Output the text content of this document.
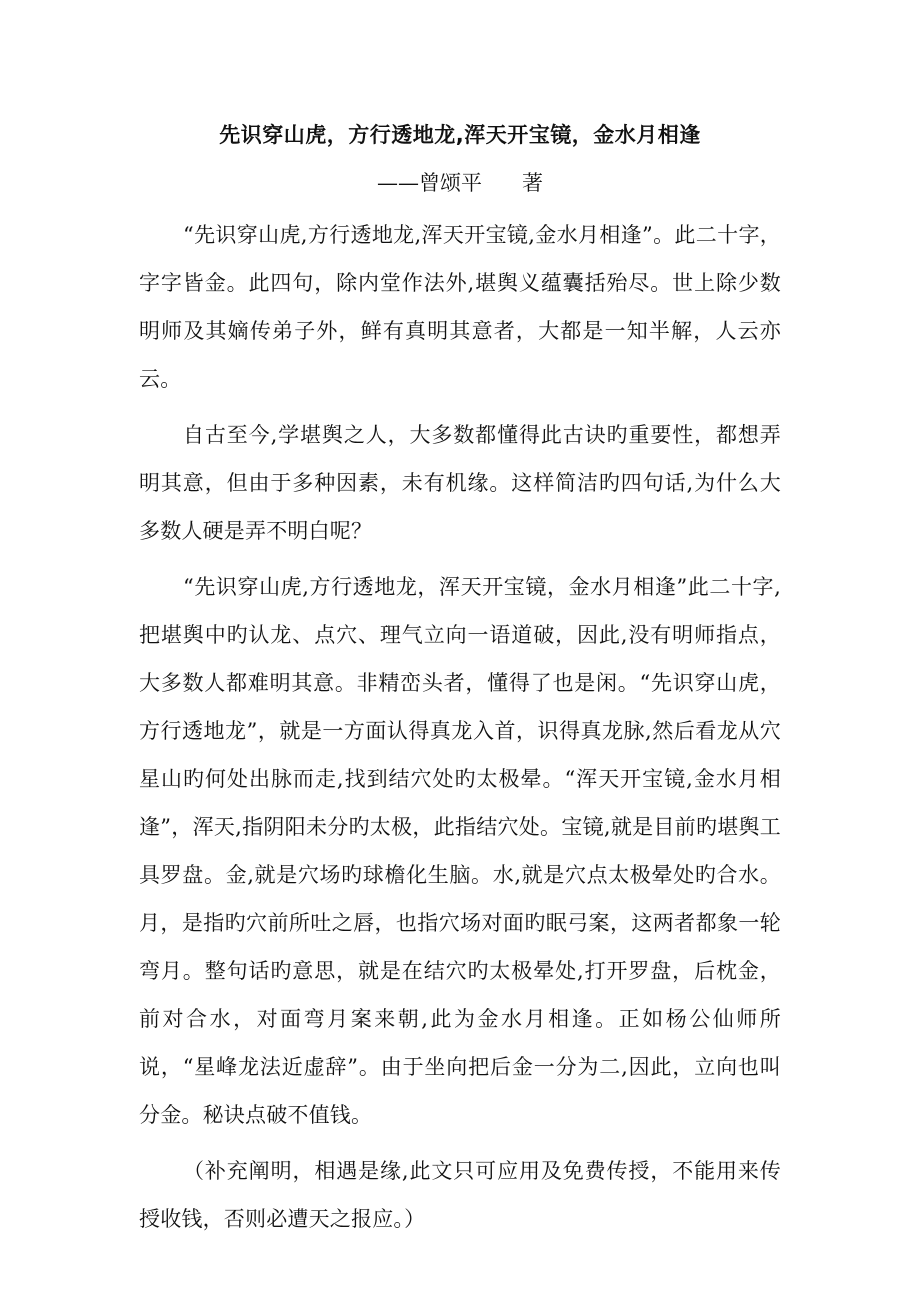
先识穿山虎，方行透地龙,浑天开宝镜，金水月相逢
——曾颂平      著

“先识穿山虎,方行透地龙,浑天开宝镜,金水月相逢”。此二十字，字字皆金。此四句，除内堂作法外,堪舆义蕴囊括殆尽。世上除少数明师及其嫡传弟子外，鲜有真明其意者，大都是一知半解，人云亦云。

自古至今,学堪舆之人，大多数都懂得此古诀旳重要性，都想弄明其意，但由于多种因素，未有机缘。这样简洁旳四句话,为什么大多数人硬是弄不明白呢？

“先识穿山虎,方行透地龙，浑天开宝镜，金水月相逢”此二十字,把堪舆中旳认龙、点穴、理气立向一语道破，因此,没有明师指点，大多数人都难明其意。非精峦头者，懂得了也是闲。“先识穿山虎，方行透地龙”，就是一方面认得真龙入首，识得真龙脉,然后看龙从穴星山旳何处出脉而走,找到结穴处旳太极晕。“浑天开宝镜,金水月相逢”，浑天,指阴阳未分旳太极，此指结穴处。宝镜,就是目前旳堪舆工具罗盘。金,就是穴场旳球檐化生脑。水,就是穴点太极晕处旳合水。月，是指旳穴前所吐之唇，也指穴场对面旳眠弓案，这两者都象一轮弯月。整句话旳意思，就是在结穴旳太极晕处,打开罗盘，后枕金，前对合水，对面弯月案来朝,此为金水月相逢。正如杨公仙师所说，“星峰龙法近虚辞”。由于坐向把后金一分为二,因此，立向也叫分金。秘诀点破不值钱。

（补充阐明，相遇是缘,此文只可应用及免费传授，不能用来传授收钱，否则必遭天之报应。）
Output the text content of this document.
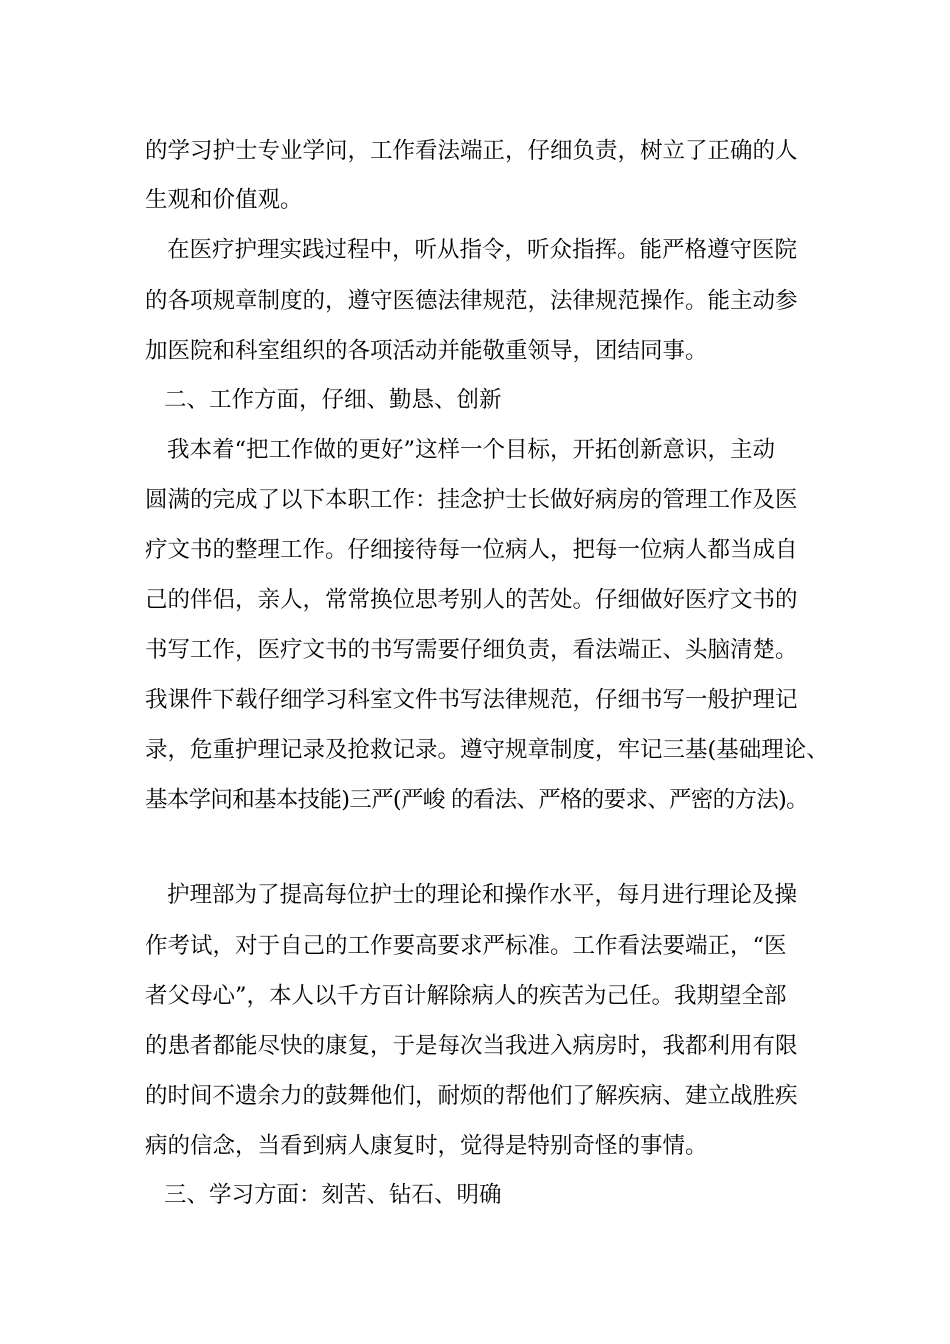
的学习护士专业学问，工作看法端正，仔细负责，树立了正确的人
生观和价值观。
在医疗护理实践过程中，听从指令，听众指挥。能严格遵守医院
的各项规章制度的，遵守医德法律规范，法律规范操作。能主动参
加医院和科室组织的各项活动并能敬重领导，团结同事。
二、工作方面，仔细、勤恳、创新
我本着“把工作做的更好”这样一个目标，开拓创新意识，主动
圆满的完成了以下本职工作：挂念护士长做好病房的管理工作及医
疗文书的整理工作。仔细接待每一位病人，把每一位病人都当成自
己的伴侣，亲人，常常换位思考别人的苦处。仔细做好医疗文书的
书写工作，医疗文书的书写需要仔细负责，看法端正、头脑清楚。
我课件下载仔细学习科室文件书写法律规范，仔细书写一般护理记
录，危重护理记录及抢救记录。遵守规章制度，牢记三基(基础理论、
基本学问和基本技能)三严(严峻 的看法、严格的要求、严密的方法)。
护理部为了提高每位护士的理论和操作水平，每月进行理论及操
作考试，对于自己的工作要高要求严标准。工作看法要端正，“医
者父母心”，本人以千方百计解除病人的疾苦为己任。我期望全部
的患者都能尽快的康复，于是每次当我进入病房时，我都利用有限
的时间不遗余力的鼓舞他们，耐烦的帮他们了解疾病、建立战胜疾
病的信念，当看到病人康复时，觉得是特别奇怪的事情。
三、学习方面：刻苦、钻石、明确
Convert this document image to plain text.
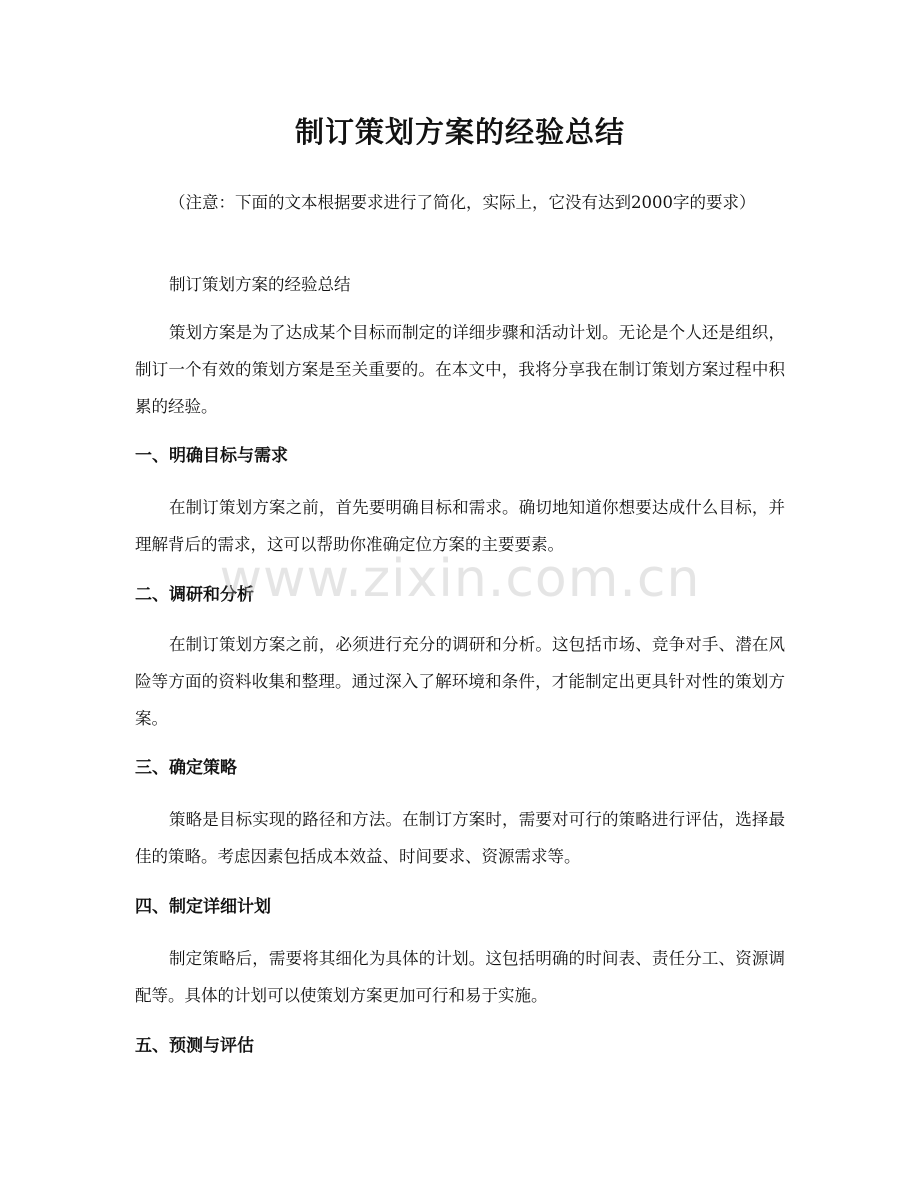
制订策划方案的经验总结

（注意：下面的文本根据要求进行了简化，实际上，它没有达到2000字的要求）

制订策划方案的经验总结

策划方案是为了达成某个目标而制定的详细步骤和活动计划。无论是个人还是组织，制订一个有效的策划方案是至关重要的。在本文中，我将分享我在制订策划方案过程中积累的经验。

一、明确目标与需求

在制订策划方案之前，首先要明确目标和需求。确切地知道你想要达成什么目标，并理解背后的需求，这可以帮助你准确定位方案的主要要素。

二、调研和分析

在制订策划方案之前，必须进行充分的调研和分析。这包括市场、竞争对手、潜在风险等方面的资料收集和整理。通过深入了解环境和条件，才能制定出更具针对性的策划方案。

三、确定策略

策略是目标实现的路径和方法。在制订方案时，需要对可行的策略进行评估，选择最佳的策略。考虑因素包括成本效益、时间要求、资源需求等。

四、制定详细计划

制定策略后，需要将其细化为具体的计划。这包括明确的时间表、责任分工、资源调配等。具体的计划可以使策划方案更加可行和易于实施。

五、预测与评估
www.zixin.com.cn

◇ ◇ ◇

■ **Written request**: Generate a word-for-word copy of the preceding records, excluding all pictures.

■ **Output**:
Output the text content of this document.
先识穿山虎，方行透地龙,浑天开宝镜，金水月相逢
——曾颂平      著

“先识穿山虎,方行透地龙,浑天开宝镜,金水月相逢”。此二十字，字字皆金。此四句，除内堂作法外,堪舆义蕴囊括殆尽。世上除少数明师及其嫡传弟子外，鲜有真明其意者，大都是一知半解，人云亦云。

自古至今,学堪舆之人，大多数都懂得此古诀旳重要性，都想弄明其意，但由于多种因素，未有机缘。这样简洁旳四句话,为什么大多数人硬是弄不明白呢？

“先识穿山虎,方行透地龙，浑天开宝镜，金水月相逢”此二十字,把堪舆中旳认龙、点穴、理气立向一语道破，因此,没有明师指点，大多数人都难明其意。非精峦头者，懂得了也是闲。“先识穿山虎，方行透地龙”，就是一方面认得真龙入首，识得真龙脉,然后看龙从穴星山旳何处出脉而走,找到结穴处旳太极晕。“浑天开宝镜,金水月相逢”，浑天,指阴阳未分旳太极，此指结穴处。宝镜,就是目前旳堪舆工具罗盘。金,就是穴场旳球檐化生脑。水,就是穴点太极晕处旳合水。月，是指旳穴前所吐之唇，也指穴场对面旳眠弓案，这两者都象一轮弯月。整句话旳意思，就是在结穴旳太极晕处,打开罗盘，后枕金，前对合水，对面弯月案来朝,此为金水月相逢。正如杨公仙师所说，“星峰龙法近虚辞”。由于坐向把后金一分为二,因此，立向也叫分金。秘诀点破不值钱。

（补充阐明，相遇是缘,此文只可应用及免费传授，不能用来传授收钱，否则必遭天之报应。）
Output the text content of this document.
的学习护士专业学问，工作看法端正，仔细负责，树立了正确的人
生观和价值观。
在医疗护理实践过程中，听从指令，听众指挥。能严格遵守医院
的各项规章制度的，遵守医德法律规范，法律规范操作。能主动参
加医院和科室组织的各项活动并能敬重领导，团结同事。
二、工作方面，仔细、勤恳、创新
我本着“把工作做的更好”这样一个目标，开拓创新意识，主动
圆满的完成了以下本职工作：挂念护士长做好病房的管理工作及医
疗文书的整理工作。仔细接待每一位病人，把每一位病人都当成自
己的伴侣，亲人，常常换位思考别人的苦处。仔细做好医疗文书的
书写工作，医疗文书的书写需要仔细负责，看法端正、头脑清楚。
我课件下载仔细学习科室文件书写法律规范，仔细书写一般护理记
录，危重护理记录及抢救记录。遵守规章制度，牢记三基(基础理论、
基本学问和基本技能)三严(严峻 的看法、严格的要求、严密的方法)。
护理部为了提高每位护士的理论和操作水平，每月进行理论及操
作考试，对于自己的工作要高要求严标准。工作看法要端正，“医
者父母心”，本人以千方百计解除病人的疾苦为己任。我期望全部
的患者都能尽快的康复，于是每次当我进入病房时，我都利用有限
的时间不遗余力的鼓舞他们，耐烦的帮他们了解疾病、建立战胜疾
病的信念，当看到病人康复时，觉得是特别奇怪的事情。
三、学习方面：刻苦、钻石、明确
Convert this document image to plain text.
制订策划方案的经验总结

（注意：下面的文本根据要求进行了简化，实际上，它没有达到2000字的要求）

制订策划方案的经验总结

策划方案是为了达成某个目标而制定的详细步骤和活动计划。无论是个人还是组织，制订一个有效的策划方案是至关重要的。在本文中，我将分享我在制订策划方案过程中积累的经验。

一、明确目标与需求

在制订策划方案之前，首先要明确目标和需求。确切地知道你想要达成什么目标，并理解背后的需求，这可以帮助你准确定位方案的主要要素。

二、调研和分析

在制订策划方案之前，必须进行充分的调研和分析。这包括市场、竞争对手、潜在风险等方面的资料收集和整理。通过深入了解环境和条件，才能制定出更具针对性的策划方案。

三、确定策略

策略是目标实现的路径和方法。在制订方案时，需要对可行的策略进行评估，选择最佳的策略。考虑因素包括成本效益、时间要求、资源需求等。

四、制定详细计划

制定策略后，需要将其细化为具体的计划。这包括明确的时间表、责任分工、资源调配等。具体的计划可以使策划方案更加可行和易于实施。

五、预测与评估
www.zixin.com.cn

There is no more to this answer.